Can the data below be set down again exactly, line for line?

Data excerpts
※ ※ ※

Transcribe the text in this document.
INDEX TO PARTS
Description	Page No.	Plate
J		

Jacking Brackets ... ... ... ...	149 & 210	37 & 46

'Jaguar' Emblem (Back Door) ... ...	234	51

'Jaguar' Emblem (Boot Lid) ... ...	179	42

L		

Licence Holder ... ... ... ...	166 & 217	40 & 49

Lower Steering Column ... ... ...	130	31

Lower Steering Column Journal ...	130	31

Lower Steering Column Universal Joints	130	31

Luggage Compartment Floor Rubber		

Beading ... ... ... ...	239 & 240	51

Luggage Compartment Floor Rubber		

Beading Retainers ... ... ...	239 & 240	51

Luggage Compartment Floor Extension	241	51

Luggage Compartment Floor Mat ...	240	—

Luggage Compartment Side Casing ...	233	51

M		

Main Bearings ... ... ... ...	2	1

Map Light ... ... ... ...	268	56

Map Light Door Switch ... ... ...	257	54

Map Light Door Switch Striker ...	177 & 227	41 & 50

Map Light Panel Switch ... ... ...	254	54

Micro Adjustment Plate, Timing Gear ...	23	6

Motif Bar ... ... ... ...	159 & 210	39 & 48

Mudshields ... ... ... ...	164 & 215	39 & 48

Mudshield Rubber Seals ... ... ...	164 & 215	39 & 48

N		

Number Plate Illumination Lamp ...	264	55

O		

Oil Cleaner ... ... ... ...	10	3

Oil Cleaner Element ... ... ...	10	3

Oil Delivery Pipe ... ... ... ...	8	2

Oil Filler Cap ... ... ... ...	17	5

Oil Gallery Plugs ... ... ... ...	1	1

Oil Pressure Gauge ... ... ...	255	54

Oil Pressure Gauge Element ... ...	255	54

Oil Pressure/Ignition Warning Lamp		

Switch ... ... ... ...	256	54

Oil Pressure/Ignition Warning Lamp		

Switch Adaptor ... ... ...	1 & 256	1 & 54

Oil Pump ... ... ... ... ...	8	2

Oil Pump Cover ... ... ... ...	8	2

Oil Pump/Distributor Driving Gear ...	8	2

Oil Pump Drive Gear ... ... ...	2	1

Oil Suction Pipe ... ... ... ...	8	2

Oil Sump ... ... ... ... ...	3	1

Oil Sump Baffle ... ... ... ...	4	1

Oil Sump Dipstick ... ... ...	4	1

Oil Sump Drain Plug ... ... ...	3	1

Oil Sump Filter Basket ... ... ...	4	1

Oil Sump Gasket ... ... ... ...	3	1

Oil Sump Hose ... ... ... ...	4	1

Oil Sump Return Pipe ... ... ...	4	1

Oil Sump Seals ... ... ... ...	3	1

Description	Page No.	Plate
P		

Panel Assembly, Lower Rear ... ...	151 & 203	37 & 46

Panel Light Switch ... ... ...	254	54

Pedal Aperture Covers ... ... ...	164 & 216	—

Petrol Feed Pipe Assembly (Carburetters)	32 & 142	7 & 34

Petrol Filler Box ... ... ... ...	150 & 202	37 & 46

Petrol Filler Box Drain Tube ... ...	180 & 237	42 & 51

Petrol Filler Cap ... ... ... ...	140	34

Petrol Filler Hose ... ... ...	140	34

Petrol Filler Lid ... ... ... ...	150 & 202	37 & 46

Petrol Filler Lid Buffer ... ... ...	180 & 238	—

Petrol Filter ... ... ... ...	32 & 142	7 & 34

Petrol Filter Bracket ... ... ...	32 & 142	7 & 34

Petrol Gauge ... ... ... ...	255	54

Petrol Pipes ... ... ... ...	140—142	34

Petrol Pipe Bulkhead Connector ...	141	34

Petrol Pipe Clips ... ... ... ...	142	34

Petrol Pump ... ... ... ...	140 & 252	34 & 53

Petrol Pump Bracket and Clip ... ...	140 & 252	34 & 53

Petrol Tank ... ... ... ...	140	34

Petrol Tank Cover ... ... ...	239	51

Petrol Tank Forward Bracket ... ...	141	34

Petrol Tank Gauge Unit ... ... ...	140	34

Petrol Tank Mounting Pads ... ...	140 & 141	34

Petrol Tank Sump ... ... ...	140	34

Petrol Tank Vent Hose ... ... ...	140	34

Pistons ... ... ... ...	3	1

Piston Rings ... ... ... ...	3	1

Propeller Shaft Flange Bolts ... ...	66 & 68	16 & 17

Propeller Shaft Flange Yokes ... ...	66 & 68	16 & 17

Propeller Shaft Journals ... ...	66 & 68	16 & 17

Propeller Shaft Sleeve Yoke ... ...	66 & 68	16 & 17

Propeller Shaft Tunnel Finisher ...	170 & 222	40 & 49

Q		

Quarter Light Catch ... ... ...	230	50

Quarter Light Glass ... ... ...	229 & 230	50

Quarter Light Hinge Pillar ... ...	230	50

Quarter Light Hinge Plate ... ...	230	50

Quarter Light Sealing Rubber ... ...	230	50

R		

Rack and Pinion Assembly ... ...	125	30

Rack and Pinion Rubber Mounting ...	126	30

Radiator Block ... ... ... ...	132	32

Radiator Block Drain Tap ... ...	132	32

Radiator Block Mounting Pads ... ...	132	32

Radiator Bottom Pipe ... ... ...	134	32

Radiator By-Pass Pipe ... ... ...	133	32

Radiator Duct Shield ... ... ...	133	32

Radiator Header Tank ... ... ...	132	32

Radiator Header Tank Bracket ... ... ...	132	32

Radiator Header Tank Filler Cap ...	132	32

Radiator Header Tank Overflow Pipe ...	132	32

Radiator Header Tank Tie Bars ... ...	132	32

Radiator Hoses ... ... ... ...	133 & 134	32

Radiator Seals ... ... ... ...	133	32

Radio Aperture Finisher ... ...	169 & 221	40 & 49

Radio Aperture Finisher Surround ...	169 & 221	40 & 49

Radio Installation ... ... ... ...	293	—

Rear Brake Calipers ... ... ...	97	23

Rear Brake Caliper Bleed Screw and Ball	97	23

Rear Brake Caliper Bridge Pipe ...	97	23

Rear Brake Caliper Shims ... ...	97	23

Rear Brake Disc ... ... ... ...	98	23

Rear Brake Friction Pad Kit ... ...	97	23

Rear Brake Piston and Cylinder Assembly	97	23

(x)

※ ※ ※

**Output below:**
Transcribe the text in this document.
INDEX TO PARTS
Description	Page No.	Plate
J		

Jacking Brackets ... ... ... ...	149 & 210	37 & 46

'Jaguar' Emblem (Back Door) ... ...	234	51

'Jaguar' Emblem (Boot Lid) ... ...	179	42

L		

Licence Holder ... ... ... ...	166 & 217	40 & 49

Lower Steering Column ... ... ...	130	31

Lower Steering Column Journal ...	130	31

Lower Steering Column Universal Joints	130	31

Luggage Compartment Floor Rubber		

Beading ... ... ... ...	239 & 240	51

Luggage Compartment Floor Rubber		

Beading Retainers ... ... ...	239 & 240	51

Luggage Compartment Floor Extension	241	51

Luggage Compartment Floor Mat ...	240	—

Luggage Compartment Side Casing ...	233	51

M		

Main Bearings ... ... ... ...	2	1

Map Light ... ... ... ...	268	56

Map Light Door Switch ... ... ...	257	54

Map Light Door Switch Striker ...	177 & 227	41 & 50

Map Light Panel Switch ... ... ...	254	54

Micro Adjustment Plate, Timing Gear ...	23	6

Motif Bar ... ... ... ...	159 & 210	39 & 48

Mudshields ... ... ... ...	164 & 215	39 & 48

Mudshield Rubber Seals ... ... ...	164 & 215	39 & 48

N		

Number Plate Illumination Lamp ...	264	55

O		

Oil Cleaner ... ... ... ...	10	3

Oil Cleaner Element ... ... ...	10	3

Oil Delivery Pipe ... ... ... ...	8	2

Oil Filler Cap ... ... ... ...	17	5

Oil Gallery Plugs ... ... ... ...	1	1

Oil Pressure Gauge ... ... ...	255	54

Oil Pressure Gauge Element ... ...	255	54

Oil Pressure/Ignition Warning Lamp		

Switch ... ... ... ...	256	54

Oil Pressure/Ignition Warning Lamp		

Switch Adaptor ... ... ...	1 & 256	1 & 54

Oil Pump ... ... ... ... ...	8	2

Oil Pump Cover ... ... ... ...	8	2

Oil Pump/Distributor Driving Gear ...	8	2

Oil Pump Drive Gear ... ... ...	2	1

Oil Suction Pipe ... ... ... ...	8	2

Oil Sump ... ... ... ... ...	3	1

Oil Sump Baffle ... ... ... ...	4	1

Oil Sump Dipstick ... ... ...	4	1

Oil Sump Drain Plug ... ... ...	3	1

Oil Sump Filter Basket ... ... ...	4	1

Oil Sump Gasket ... ... ... ...	3	1

Oil Sump Hose ... ... ... ...	4	1

Oil Sump Return Pipe ... ... ...	4	1

Oil Sump Seals ... ... ... ...	3	1

Description	Page No.	Plate
P		

Panel Assembly, Lower Rear ... ...	151 & 203	37 & 46

Panel Light Switch ... ... ...	254	54

Pedal Aperture Covers ... ... ...	164 & 216	—

Petrol Feed Pipe Assembly (Carburetters)	32 & 142	7 & 34

Petrol Filler Box ... ... ... ...	150 & 202	37 & 46

Petrol Filler Box Drain Tube ... ...	180 & 237	42 & 51

Petrol Filler Cap ... ... ... ...	140	34

Petrol Filler Hose ... ... ...	140	34

Petrol Filler Lid ... ... ... ...	150 & 202	37 & 46

Petrol Filler Lid Buffer ... ... ...	180 & 238	—

Petrol Filter ... ... ... ...	32 & 142	7 & 34

Petrol Filter Bracket ... ... ...	32 & 142	7 & 34

Petrol Gauge ... ... ... ...	255	54

Petrol Pipes ... ... ... ...	140—142	34

Petrol Pipe Bulkhead Connector ...	141	34

Petrol Pipe Clips ... ... ... ...	142	34

Petrol Pump ... ... ... ...	140 & 252	34 & 53

Petrol Pump Bracket and Clip ... ...	140 & 252	34 & 53

Petrol Tank ... ... ... ...	140	34

Petrol Tank Cover ... ... ...	239	51

Petrol Tank Forward Bracket ... ...	141	34

Petrol Tank Gauge Unit ... ... ...	140	34

Petrol Tank Mounting Pads ... ...	140 & 141	34

Petrol Tank Sump ... ... ...	140	34

Petrol Tank Vent Hose ... ... ...	140	34

Pistons ... ... ... ...	3	1

Piston Rings ... ... ... ...	3	1

Propeller Shaft Flange Bolts ... ...	66 & 68	16 & 17

Propeller Shaft Flange Yokes ... ...	66 & 68	16 & 17

Propeller Shaft Journals ... ...	66 & 68	16 & 17

Propeller Shaft Sleeve Yoke ... ...	66 & 68	16 & 17

Propeller Shaft Tunnel Finisher ...	170 & 222	40 & 49

Q		

Quarter Light Catch ... ... ...	230	50

Quarter Light Glass ... ... ...	229 & 230	50

Quarter Light Hinge Pillar ... ...	230	50

Quarter Light Hinge Plate ... ...	230	50

Quarter Light Sealing Rubber ... ...	230	50

R		

Rack and Pinion Assembly ... ...	125	30

Rack and Pinion Rubber Mounting ...	126	30

Radiator Block ... ... ... ...	132	32

Radiator Block Drain Tap ... ...	132	32

Radiator Block Mounting Pads ... ...	132	32

Radiator Bottom Pipe ... ... ...	134	32

Radiator By-Pass Pipe ... ... ...	133	32

Radiator Duct Shield ... ... ...	133	32

Radiator Header Tank ... ... ...	132	32

Radiator Header Tank Bracket ... ... ...	132	32

Radiator Header Tank Filler Cap ...	132	32

Radiator Header Tank Overflow Pipe ...	132	32

Radiator Header Tank Tie Bars ... ...	132	32

Radiator Hoses ... ... ... ...	133 & 134	32

Radiator Seals ... ... ... ...	133	32

Radio Aperture Finisher ... ...	169 & 221	40 & 49

Radio Aperture Finisher Surround ...	169 & 221	40 & 49

Radio Installation ... ... ... ...	293	—

Rear Brake Calipers ... ... ...	97	23

Rear Brake Caliper Bleed Screw and Ball	97	23

Rear Brake Caliper Bridge Pipe ...	97	23

Rear Brake Caliper Shims ... ...	97	23

Rear Brake Disc ... ... ... ...	98	23

Rear Brake Friction Pad Kit ... ...	97	23

Rear Brake Piston and Cylinder Assembly	97	23

(x)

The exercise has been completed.